# Task instructions
Copy every line from the material below that holds "буря".

# Stored rows
┌──

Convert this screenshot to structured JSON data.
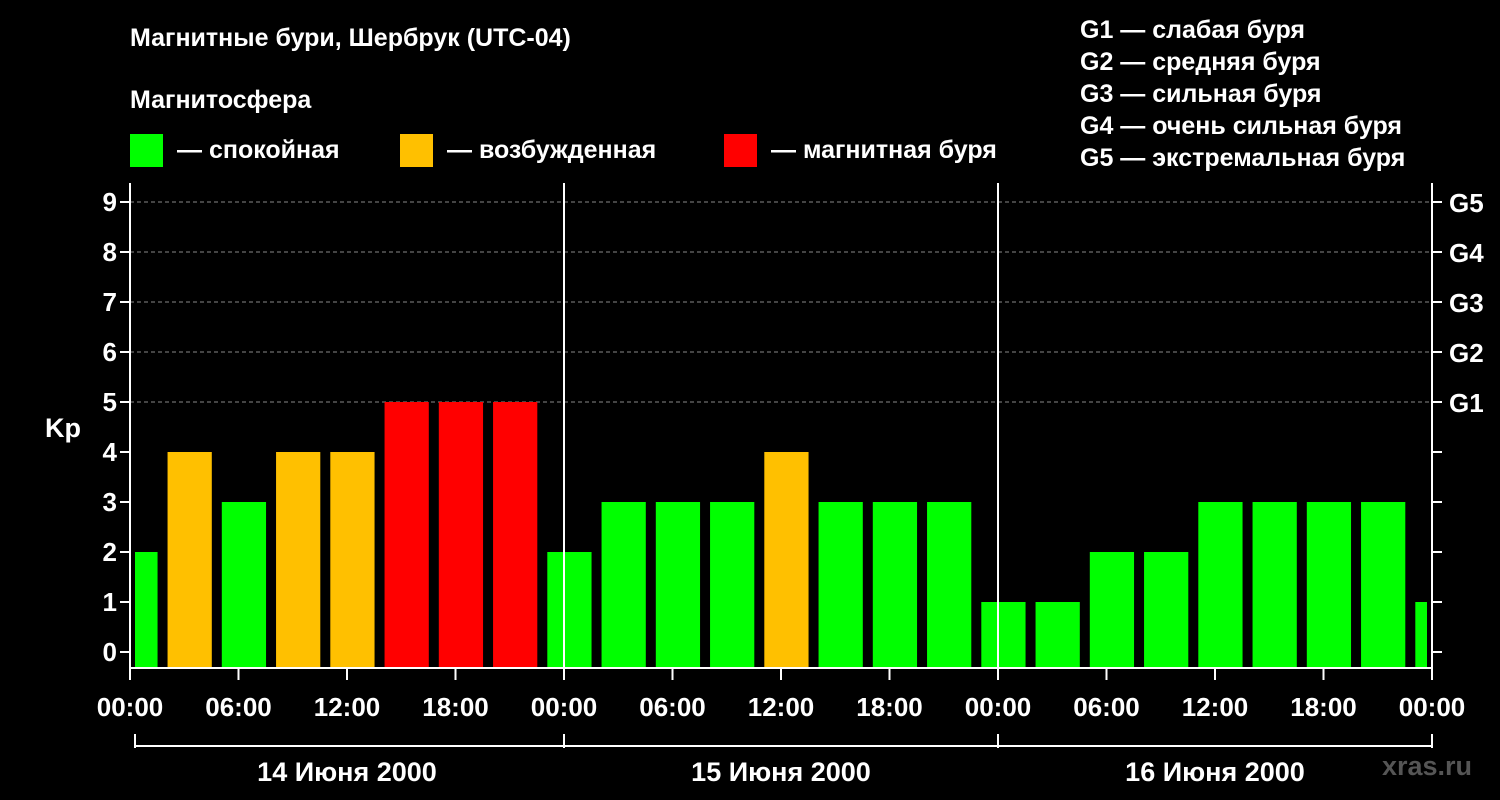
{
  "chart_data": {
    "type": "bar",
    "title": "Магнитные бури, Шербрук (UTC-04)",
    "subtitle": "Магнитосфера",
    "ylabel": "Kp",
    "ylim": [
      -0.3,
      9.3
    ],
    "yticks": [
      "0",
      "1",
      "2",
      "3",
      "4",
      "5",
      "6",
      "7",
      "8",
      "9"
    ],
    "g_ticks": [
      {
        "kp": 5,
        "label": "G1"
      },
      {
        "kp": 6,
        "label": "G2"
      },
      {
        "kp": 7,
        "label": "G3"
      },
      {
        "kp": 8,
        "label": "G4"
      },
      {
        "kp": 9,
        "label": "G5"
      }
    ],
    "xrange_hours": [
      0,
      72
    ],
    "xticks": [
      "00:00",
      "06:00",
      "12:00",
      "18:00",
      "00:00",
      "06:00",
      "12:00",
      "18:00",
      "00:00",
      "06:00",
      "12:00",
      "18:00",
      "00:00"
    ],
    "days": [
      "14 Июня 2000",
      "15 Июня 2000",
      "16 Июня 2000"
    ],
    "grid": "dashed horizontal at Kp 5–9",
    "colors": {
      "quiet": "#00ff00",
      "active": "#ffc000",
      "storm": "#ff0000"
    },
    "legend": [
      {
        "status": "quiet",
        "label": "— спокойная"
      },
      {
        "status": "active",
        "label": "— возбужденная"
      },
      {
        "status": "storm",
        "label": "— магнитная буря"
      }
    ],
    "bars": [
      {
        "start": 0,
        "end": 1.8,
        "kp": 2
      },
      {
        "start": 1.8,
        "end": 4.8,
        "kp": 4
      },
      {
        "start": 4.8,
        "end": 7.8,
        "kp": 3
      },
      {
        "start": 7.8,
        "end": 10.8,
        "kp": 4
      },
      {
        "start": 10.8,
        "end": 13.8,
        "kp": 4
      },
      {
        "start": 13.8,
        "end": 16.8,
        "kp": 5
      },
      {
        "start": 16.8,
        "end": 19.8,
        "kp": 5
      },
      {
        "start": 19.8,
        "end": 22.8,
        "kp": 5
      },
      {
        "start": 22.8,
        "end": 25.8,
        "kp": 2
      },
      {
        "start": 25.8,
        "end": 28.8,
        "kp": 3
      },
      {
        "start": 28.8,
        "end": 31.8,
        "kp": 3
      },
      {
        "start": 31.8,
        "end": 34.8,
        "kp": 3
      },
      {
        "start": 34.8,
        "end": 37.8,
        "kp": 4
      },
      {
        "start": 37.8,
        "end": 40.8,
        "kp": 3
      },
      {
        "start": 40.8,
        "end": 43.8,
        "kp": 3
      },
      {
        "start": 43.8,
        "end": 46.8,
        "kp": 3
      },
      {
        "start": 46.8,
        "end": 49.8,
        "kp": 1
      },
      {
        "start": 49.8,
        "end": 52.8,
        "kp": 1
      },
      {
        "start": 52.8,
        "end": 55.8,
        "kp": 2
      },
      {
        "start": 55.8,
        "end": 58.8,
        "kp": 2
      },
      {
        "start": 58.8,
        "end": 61.8,
        "kp": 3
      },
      {
        "start": 61.8,
        "end": 64.8,
        "kp": 3
      },
      {
        "start": 64.8,
        "end": 67.8,
        "kp": 3
      },
      {
        "start": 67.8,
        "end": 70.8,
        "kp": 3
      },
      {
        "start": 70.8,
        "end": 72,
        "kp": 1
      }
    ]
  },
  "storm_scale": [
    "G1 — слабая буря",
    "G2 — средняя буря",
    "G3 — сильная буря",
    "G4 — очень сильная буря",
    "G5 — экстремальная буря"
  ],
  "watermark": "xras.ru"
}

└──

# Task output
        "label": "— магнитная буря"
    "G1 — слабая буря",
    "G2 — средняя буря",
    "G3 — сильная буря",
    "G4 — очень сильная буря",
    "G5 — экстремальная буря"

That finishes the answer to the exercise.